Extracted records:

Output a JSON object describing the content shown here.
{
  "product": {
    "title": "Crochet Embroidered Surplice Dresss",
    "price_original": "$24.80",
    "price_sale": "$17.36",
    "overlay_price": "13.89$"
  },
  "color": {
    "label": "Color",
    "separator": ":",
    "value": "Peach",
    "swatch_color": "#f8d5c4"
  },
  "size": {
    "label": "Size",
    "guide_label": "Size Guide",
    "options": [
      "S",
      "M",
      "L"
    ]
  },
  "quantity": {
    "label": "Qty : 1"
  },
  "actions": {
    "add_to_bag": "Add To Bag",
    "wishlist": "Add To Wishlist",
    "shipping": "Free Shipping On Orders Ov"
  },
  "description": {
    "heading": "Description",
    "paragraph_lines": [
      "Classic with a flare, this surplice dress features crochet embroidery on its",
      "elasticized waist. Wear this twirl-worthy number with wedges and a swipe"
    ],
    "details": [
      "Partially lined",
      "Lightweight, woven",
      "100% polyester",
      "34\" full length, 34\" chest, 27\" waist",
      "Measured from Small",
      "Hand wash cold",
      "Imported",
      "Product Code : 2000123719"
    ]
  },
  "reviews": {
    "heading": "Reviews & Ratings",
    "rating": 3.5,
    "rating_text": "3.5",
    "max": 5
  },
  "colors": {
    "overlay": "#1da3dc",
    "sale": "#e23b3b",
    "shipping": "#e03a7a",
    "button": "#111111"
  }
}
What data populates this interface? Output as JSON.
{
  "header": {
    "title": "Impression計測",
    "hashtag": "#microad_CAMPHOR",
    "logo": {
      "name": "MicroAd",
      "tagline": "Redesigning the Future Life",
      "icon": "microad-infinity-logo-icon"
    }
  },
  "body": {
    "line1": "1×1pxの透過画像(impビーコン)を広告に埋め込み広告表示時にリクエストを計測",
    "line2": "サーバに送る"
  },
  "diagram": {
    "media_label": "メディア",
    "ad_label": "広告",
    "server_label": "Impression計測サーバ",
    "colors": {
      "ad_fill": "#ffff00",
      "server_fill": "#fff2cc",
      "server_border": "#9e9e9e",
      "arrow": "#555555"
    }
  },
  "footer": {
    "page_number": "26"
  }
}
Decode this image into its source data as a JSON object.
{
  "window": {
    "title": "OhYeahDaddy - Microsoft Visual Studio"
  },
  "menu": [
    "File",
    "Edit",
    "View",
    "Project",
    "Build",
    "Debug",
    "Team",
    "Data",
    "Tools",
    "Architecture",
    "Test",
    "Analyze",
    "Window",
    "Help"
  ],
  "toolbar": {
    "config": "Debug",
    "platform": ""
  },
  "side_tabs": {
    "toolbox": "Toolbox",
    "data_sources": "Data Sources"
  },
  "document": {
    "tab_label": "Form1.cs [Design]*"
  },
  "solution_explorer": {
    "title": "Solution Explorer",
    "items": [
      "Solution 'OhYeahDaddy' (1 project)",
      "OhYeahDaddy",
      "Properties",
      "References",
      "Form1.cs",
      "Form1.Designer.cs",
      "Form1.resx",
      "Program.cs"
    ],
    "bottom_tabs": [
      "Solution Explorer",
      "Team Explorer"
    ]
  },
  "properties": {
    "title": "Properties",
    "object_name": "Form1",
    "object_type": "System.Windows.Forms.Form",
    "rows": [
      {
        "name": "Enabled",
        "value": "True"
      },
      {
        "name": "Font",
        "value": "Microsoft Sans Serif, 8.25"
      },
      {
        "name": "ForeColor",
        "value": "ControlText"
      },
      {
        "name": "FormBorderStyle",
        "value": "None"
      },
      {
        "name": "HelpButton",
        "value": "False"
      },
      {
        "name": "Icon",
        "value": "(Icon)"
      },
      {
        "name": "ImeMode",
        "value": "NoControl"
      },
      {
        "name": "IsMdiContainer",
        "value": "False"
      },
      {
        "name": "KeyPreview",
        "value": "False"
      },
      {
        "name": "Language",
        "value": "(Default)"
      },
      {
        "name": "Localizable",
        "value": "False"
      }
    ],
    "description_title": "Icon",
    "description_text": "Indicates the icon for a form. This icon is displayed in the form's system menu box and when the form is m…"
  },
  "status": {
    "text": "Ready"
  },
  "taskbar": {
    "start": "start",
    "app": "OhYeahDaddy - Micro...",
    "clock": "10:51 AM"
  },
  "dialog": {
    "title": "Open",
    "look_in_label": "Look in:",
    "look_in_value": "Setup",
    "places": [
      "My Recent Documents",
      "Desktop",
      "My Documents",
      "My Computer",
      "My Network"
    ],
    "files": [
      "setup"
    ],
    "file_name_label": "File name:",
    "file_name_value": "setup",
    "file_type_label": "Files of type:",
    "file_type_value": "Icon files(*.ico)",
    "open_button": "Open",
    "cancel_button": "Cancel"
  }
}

• **What you will do**
Copy all the records above precisely.

• **The answer**
Output a JSON object describing the content shown here.
{
  "product": {
    "title": "Crochet Embroidered Surplice Dresss",
    "price_original": "$24.80",
    "price_sale": "$17.36",
    "overlay_price": "13.89$"
  },
  "color": {
    "label": "Color",
    "separator": ":",
    "value": "Peach",
    "swatch_color": "#f8d5c4"
  },
  "size": {
    "label": "Size",
    "guide_label": "Size Guide",
    "options": [
      "S",
      "M",
      "L"
    ]
  },
  "quantity": {
    "label": "Qty : 1"
  },
  "actions": {
    "add_to_bag": "Add To Bag",
    "wishlist": "Add To Wishlist",
    "shipping": "Free Shipping On Orders Ov"
  },
  "description": {
    "heading": "Description",
    "paragraph_lines": [
      "Classic with a flare, this surplice dress features crochet embroidery on its",
      "elasticized waist. Wear this twirl-worthy number with wedges and a swipe"
    ],
    "details": [
      "Partially lined",
      "Lightweight, woven",
      "100% polyester",
      "34\" full length, 34\" chest, 27\" waist",
      "Measured from Small",
      "Hand wash cold",
      "Imported",
      "Product Code : 2000123719"
    ]
  },
  "reviews": {
    "heading": "Reviews & Ratings",
    "rating": 3.5,
    "rating_text": "3.5",
    "max": 5
  },
  "colors": {
    "overlay": "#1da3dc",
    "sale": "#e23b3b",
    "shipping": "#e03a7a",
    "button": "#111111"
  }
}
What data populates this interface? Output as JSON.
{
  "header": {
    "title": "Impression計測",
    "hashtag": "#microad_CAMPHOR",
    "logo": {
      "name": "MicroAd",
      "tagline": "Redesigning the Future Life",
      "icon": "microad-infinity-logo-icon"
    }
  },
  "body": {
    "line1": "1×1pxの透過画像(impビーコン)を広告に埋め込み広告表示時にリクエストを計測",
    "line2": "サーバに送る"
  },
  "diagram": {
    "media_label": "メディア",
    "ad_label": "広告",
    "server_label": "Impression計測サーバ",
    "colors": {
      "ad_fill": "#ffff00",
      "server_fill": "#fff2cc",
      "server_border": "#9e9e9e",
      "arrow": "#555555"
    }
  },
  "footer": {
    "page_number": "26"
  }
}
Decode this image into its source data as a JSON object.
{
  "window": {
    "title": "OhYeahDaddy - Microsoft Visual Studio"
  },
  "menu": [
    "File",
    "Edit",
    "View",
    "Project",
    "Build",
    "Debug",
    "Team",
    "Data",
    "Tools",
    "Architecture",
    "Test",
    "Analyze",
    "Window",
    "Help"
  ],
  "toolbar": {
    "config": "Debug",
    "platform": ""
  },
  "side_tabs": {
    "toolbox": "Toolbox",
    "data_sources": "Data Sources"
  },
  "document": {
    "tab_label": "Form1.cs [Design]*"
  },
  "solution_explorer": {
    "title": "Solution Explorer",
    "items": [
      "Solution 'OhYeahDaddy' (1 project)",
      "OhYeahDaddy",
      "Properties",
      "References",
      "Form1.cs",
      "Form1.Designer.cs",
      "Form1.resx",
      "Program.cs"
    ],
    "bottom_tabs": [
      "Solution Explorer",
      "Team Explorer"
    ]
  },
  "properties": {
    "title": "Properties",
    "object_name": "Form1",
    "object_type": "System.Windows.Forms.Form",
    "rows": [
      {
        "name": "Enabled",
        "value": "True"
      },
      {
        "name": "Font",
        "value": "Microsoft Sans Serif, 8.25"
      },
      {
        "name": "ForeColor",
        "value": "ControlText"
      },
      {
        "name": "FormBorderStyle",
        "value": "None"
      },
      {
        "name": "HelpButton",
        "value": "False"
      },
      {
        "name": "Icon",
        "value": "(Icon)"
      },
      {
        "name": "ImeMode",
        "value": "NoControl"
      },
      {
        "name": "IsMdiContainer",
        "value": "False"
      },
      {
        "name": "KeyPreview",
        "value": "False"
      },
      {
        "name": "Language",
        "value": "(Default)"
      },
      {
        "name": "Localizable",
        "value": "False"
      }
    ],
    "description_title": "Icon",
    "description_text": "Indicates the icon for a form. This icon is displayed in the form's system menu box and when the form is m…"
  },
  "status": {
    "text": "Ready"
  },
  "taskbar": {
    "start": "start",
    "app": "OhYeahDaddy - Micro...",
    "clock": "10:51 AM"
  },
  "dialog": {
    "title": "Open",
    "look_in_label": "Look in:",
    "look_in_value": "Setup",
    "places": [
      "My Recent Documents",
      "Desktop",
      "My Documents",
      "My Computer",
      "My Network"
    ],
    "files": [
      "setup"
    ],
    "file_name_label": "File name:",
    "file_name_value": "setup",
    "file_type_label": "Files of type:",
    "file_type_value": "Icon files(*.ico)",
    "open_button": "Open",
    "cancel_button": "Cancel"
  }
}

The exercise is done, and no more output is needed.